▸ Short task
Tally the lines that contain the string "index" and state that total without comment.

Records about charts and figures
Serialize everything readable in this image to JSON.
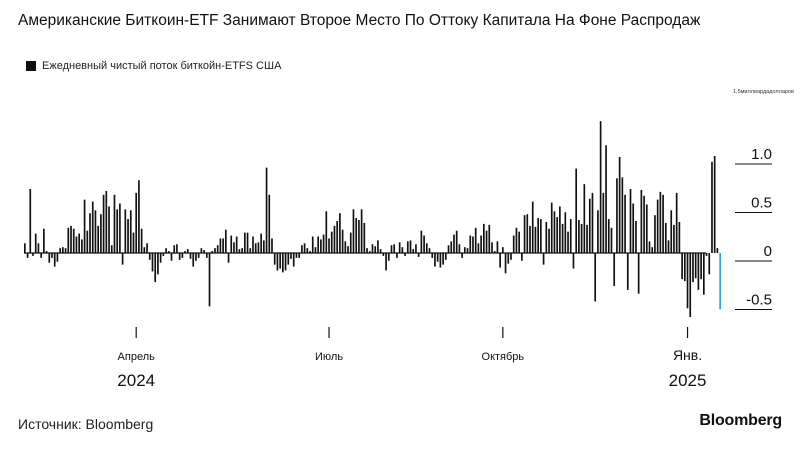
{
  "title": "Американские Биткоин-ETF Занимают Второе Место По Оттоку Капитала На Фоне Распродаж",
  "legend_label": "Ежедневный чистый поток биткойн-ETFS США",
  "unit_label": "1,5миллиардадолларов",
  "source": "Источник: Bloomberg",
  "brand": "Bloomberg",
  "chart_data": {
    "type": "bar",
    "bar_color": "#111111",
    "highlight_color": "#27a9e1",
    "ylim": [
      -0.75,
      1.5
    ],
    "y_ticks": [
      {
        "value": 1.0,
        "label": "1.0"
      },
      {
        "value": 0.5,
        "label": "0.5"
      },
      {
        "value": 0,
        "label": "0"
      },
      {
        "value": -0.5,
        "label": "-0.5"
      }
    ],
    "x_ticks": [
      {
        "index": 41,
        "label": "Апрель",
        "year": "2024"
      },
      {
        "index": 112,
        "label": "Июль",
        "year": ""
      },
      {
        "index": 176,
        "label": "Октябрь",
        "year": ""
      },
      {
        "index": 244,
        "label": "Янв.",
        "year": "2025"
      }
    ],
    "values": [
      0.1,
      -0.05,
      0.66,
      -0.03,
      0.2,
      0.1,
      -0.05,
      0.25,
      0.02,
      -0.1,
      -0.05,
      -0.14,
      -0.09,
      0.05,
      0.06,
      0.05,
      0.26,
      0.28,
      0.25,
      0.17,
      0.2,
      0.14,
      0.55,
      0.23,
      0.41,
      0.53,
      0.44,
      0.28,
      0.4,
      0.6,
      0.64,
      0.48,
      0.08,
      0.6,
      0.45,
      0.51,
      -0.12,
      0.45,
      0.35,
      0.44,
      0.21,
      0.62,
      0.75,
      0.25,
      0.06,
      0.1,
      -0.07,
      -0.19,
      -0.3,
      -0.22,
      -0.1,
      -0.03,
      0.05,
      0.02,
      -0.08,
      0.08,
      0.09,
      -0.07,
      -0.05,
      0.02,
      0.04,
      -0.06,
      -0.14,
      -0.08,
      -0.05,
      0.05,
      0.03,
      -0.05,
      -0.55,
      0.02,
      0.05,
      0.08,
      0.15,
      0.15,
      0.24,
      -0.1,
      0.18,
      0.11,
      0.17,
      0.04,
      0.05,
      0.21,
      0.21,
      0.05,
      0.17,
      0.1,
      0.11,
      0.2,
      0.13,
      0.88,
      0.6,
      0.15,
      -0.12,
      -0.18,
      -0.16,
      -0.2,
      -0.18,
      -0.12,
      -0.06,
      -0.14,
      -0.05,
      -0.05,
      0.08,
      0.1,
      0.05,
      0.02,
      0.17,
      0.06,
      0.17,
      0.14,
      0.19,
      0.43,
      0.15,
      0.22,
      0.28,
      0.33,
      0.41,
      0.24,
      0.12,
      0.07,
      0.21,
      0.45,
      0.36,
      0.34,
      0.45,
      0.31,
      0.05,
      0.02,
      0.09,
      0.07,
      0.13,
      0.04,
      -0.03,
      -0.18,
      -0.08,
      0.08,
      0.09,
      -0.05,
      0.11,
      0.06,
      -0.03,
      0.12,
      0.13,
      0.04,
      0.09,
      -0.04,
      0.23,
      0.18,
      0.1,
      0.05,
      -0.05,
      -0.14,
      -0.09,
      -0.15,
      -0.12,
      -0.07,
      0.08,
      0.12,
      0.19,
      0.23,
      0.09,
      -0.05,
      0.06,
      0.05,
      0.18,
      0.17,
      0.26,
      0.1,
      0.18,
      0.3,
      0.23,
      0.29,
      0.11,
      0.02,
      0.12,
      -0.15,
      0.06,
      -0.21,
      -0.11,
      -0.07,
      0.18,
      0.26,
      0.22,
      -0.08,
      0.39,
      0.4,
      0.28,
      0.53,
      0.27,
      0.36,
      0.35,
      -0.12,
      0.32,
      0.25,
      0.52,
      0.43,
      0.37,
      0.48,
      0.3,
      0.42,
      0.22,
      0.35,
      -0.16,
      0.87,
      0.34,
      0.3,
      0.71,
      0.29,
      0.56,
      0.62,
      -0.5,
      0.44,
      1.36,
      0.62,
      1.11,
      0.35,
      0.26,
      -0.34,
      0.77,
      0.99,
      0.78,
      0.6,
      -0.38,
      0.66,
      0.51,
      0.33,
      -0.42,
      0.65,
      0.59,
      0.5,
      0.12,
      0.06,
      0.39,
      0.55,
      0.63,
      0.6,
      0.31,
      0.13,
      0.44,
      0.29,
      0.62,
      0.32,
      -0.27,
      -0.29,
      -0.57,
      -0.66,
      -0.3,
      -0.26,
      -0.38,
      -0.27,
      -0.43,
      -0.03,
      -0.22,
      0.94,
      1.0,
      0.05,
      -0.58
    ],
    "highlight_last": true
  }
}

▸ Expected answer
4